SUPPLIED DATA:

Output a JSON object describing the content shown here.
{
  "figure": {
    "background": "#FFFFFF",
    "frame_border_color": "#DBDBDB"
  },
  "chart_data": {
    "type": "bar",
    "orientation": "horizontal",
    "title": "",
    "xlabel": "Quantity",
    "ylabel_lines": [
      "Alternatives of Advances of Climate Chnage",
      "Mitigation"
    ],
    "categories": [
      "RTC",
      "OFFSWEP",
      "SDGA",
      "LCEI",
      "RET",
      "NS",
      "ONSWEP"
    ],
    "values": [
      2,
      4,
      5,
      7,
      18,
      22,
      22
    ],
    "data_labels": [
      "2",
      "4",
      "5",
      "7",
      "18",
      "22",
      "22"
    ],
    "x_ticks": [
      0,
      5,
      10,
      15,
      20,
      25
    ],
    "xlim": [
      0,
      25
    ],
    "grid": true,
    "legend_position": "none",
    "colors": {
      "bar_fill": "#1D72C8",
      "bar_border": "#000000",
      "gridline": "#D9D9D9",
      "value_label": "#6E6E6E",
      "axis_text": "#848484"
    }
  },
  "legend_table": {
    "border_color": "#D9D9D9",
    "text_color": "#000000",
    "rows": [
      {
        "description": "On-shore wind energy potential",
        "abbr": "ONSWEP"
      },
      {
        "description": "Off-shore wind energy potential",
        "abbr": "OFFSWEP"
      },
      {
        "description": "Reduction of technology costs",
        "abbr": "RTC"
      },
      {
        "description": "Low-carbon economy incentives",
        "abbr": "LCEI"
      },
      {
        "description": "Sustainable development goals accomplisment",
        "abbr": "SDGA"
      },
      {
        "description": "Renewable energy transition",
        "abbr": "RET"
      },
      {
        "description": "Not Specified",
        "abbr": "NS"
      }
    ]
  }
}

SHORT PROBLEM: Every record above should be output exactly.

SOLUTION TO THIS PROBLEM:
Output a JSON object describing the content shown here.
{
  "figure": {
    "background": "#FFFFFF",
    "frame_border_color": "#DBDBDB"
  },
  "chart_data": {
    "type": "bar",
    "orientation": "horizontal",
    "title": "",
    "xlabel": "Quantity",
    "ylabel_lines": [
      "Alternatives of Advances of Climate Chnage",
      "Mitigation"
    ],
    "categories": [
      "RTC",
      "OFFSWEP",
      "SDGA",
      "LCEI",
      "RET",
      "NS",
      "ONSWEP"
    ],
    "values": [
      2,
      4,
      5,
      7,
      18,
      22,
      22
    ],
    "data_labels": [
      "2",
      "4",
      "5",
      "7",
      "18",
      "22",
      "22"
    ],
    "x_ticks": [
      0,
      5,
      10,
      15,
      20,
      25
    ],
    "xlim": [
      0,
      25
    ],
    "grid": true,
    "legend_position": "none",
    "colors": {
      "bar_fill": "#1D72C8",
      "bar_border": "#000000",
      "gridline": "#D9D9D9",
      "value_label": "#6E6E6E",
      "axis_text": "#848484"
    }
  },
  "legend_table": {
    "border_color": "#D9D9D9",
    "text_color": "#000000",
    "rows": [
      {
        "description": "On-shore wind energy potential",
        "abbr": "ONSWEP"
      },
      {
        "description": "Off-shore wind energy potential",
        "abbr": "OFFSWEP"
      },
      {
        "description": "Reduction of technology costs",
        "abbr": "RTC"
      },
      {
        "description": "Low-carbon economy incentives",
        "abbr": "LCEI"
      },
      {
        "description": "Sustainable development goals accomplisment",
        "abbr": "SDGA"
      },
      {
        "description": "Renewable energy transition",
        "abbr": "RET"
      },
      {
        "description": "Not Specified",
        "abbr": "NS"
      }
    ]
  }
}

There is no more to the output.